Return the lines where the word "unidades" occurs.

[begin DATA PROVIDED]

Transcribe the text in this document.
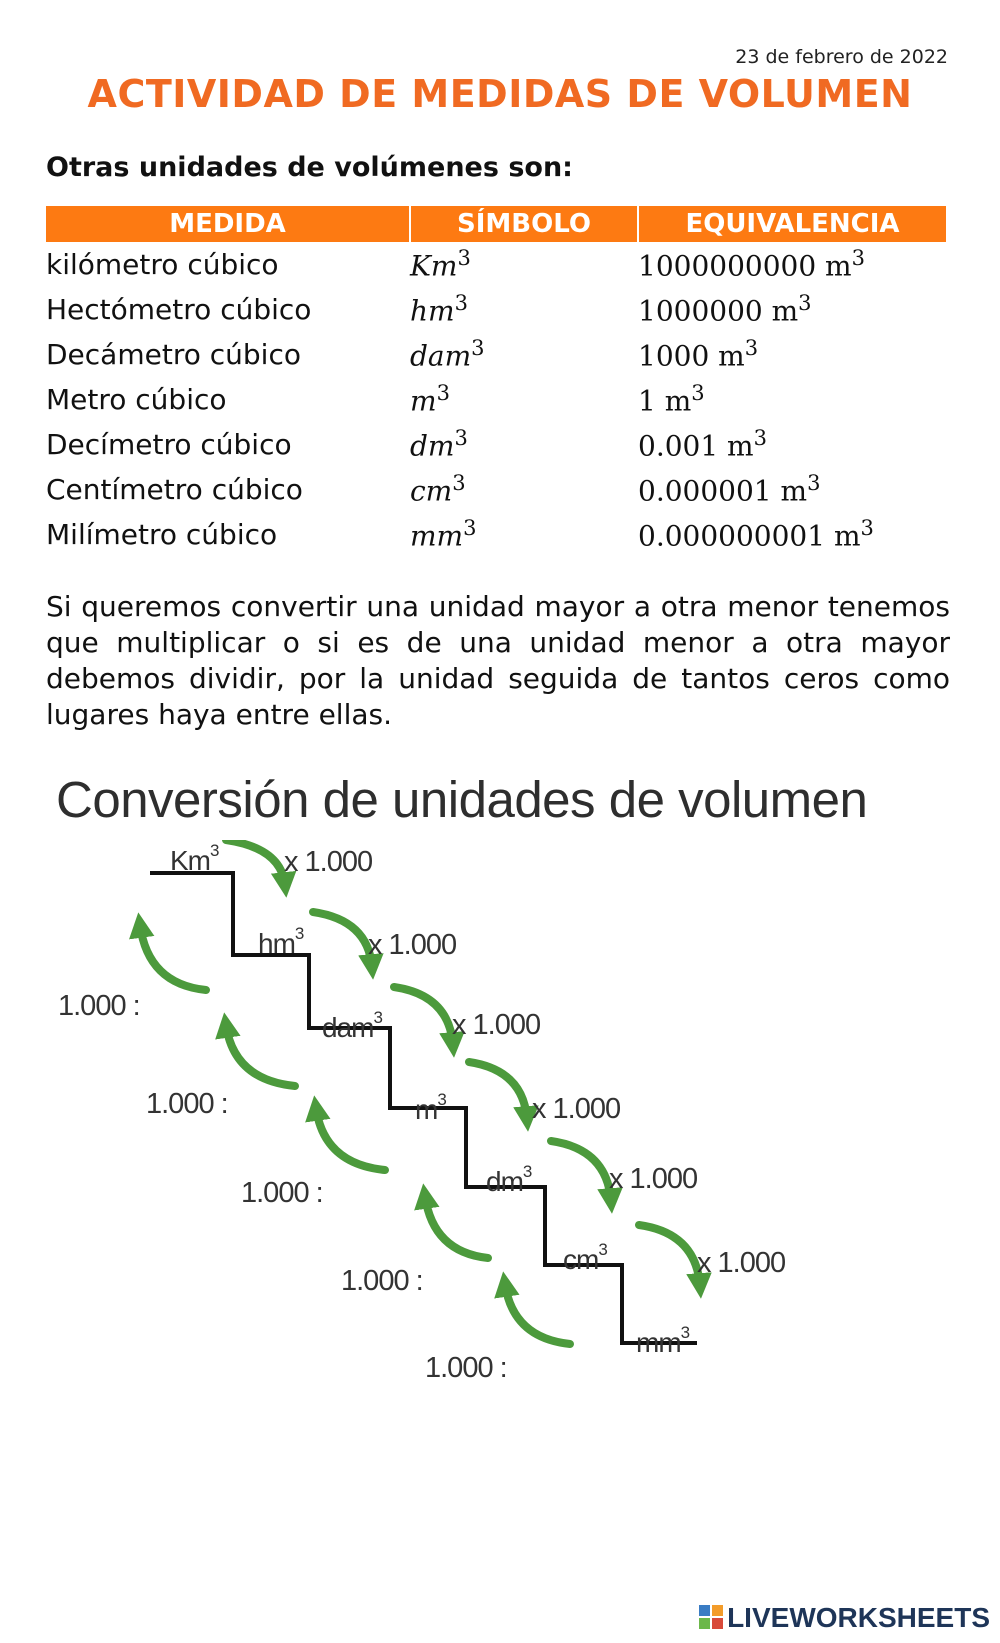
23 de febrero de 2022
ACTIVIDAD DE MEDIDAS DE VOLUMEN
Otras unidades de volúmenes son:
MEDIDA	SÍMBOLO	EQUIVALENCIA
kilómetro cúbico	Km$^3$	1000000000 $m^3$
Hectómetro cúbico	$hm^3$	1000000 $m^3$
Decámetro cúbico	dam$^3$	1000 $m^3$
Metro cúbico	$m^3$	1 $m^3$
Decímetro cúbico	$dm^3$	0.001 $m^3$
Centímetro cúbico	$cm^3$	0.000001 $m^3$
Milímetro cúbico	$mm^3$	0.000000001 $m^3$
Si queremos convertir una unidad mayor a otra menor tenemos que multiplicar o si es de una unidad menor a otra mayor debemos dividir, por la unidad seguida de tantos ceros como lugares haya entre ellas.
Conversión de unidades de volumen
Km$^3$ x 1.000
1.000 :
$hm^3$ x 1.000
1.000 :
dam$^3$ x 1.000
1.000 :
$m^3$	x 1.000
1.000 :
$dm^3$	x 1.000
1.000 :
$cm^3$	x 1.000
$mm^3$
LIVEWORKSHEETS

[end DATA PROVIDED]

• [THE ANSWER]
Otras unidades de volúmenes son:
Conversión de unidades de volumen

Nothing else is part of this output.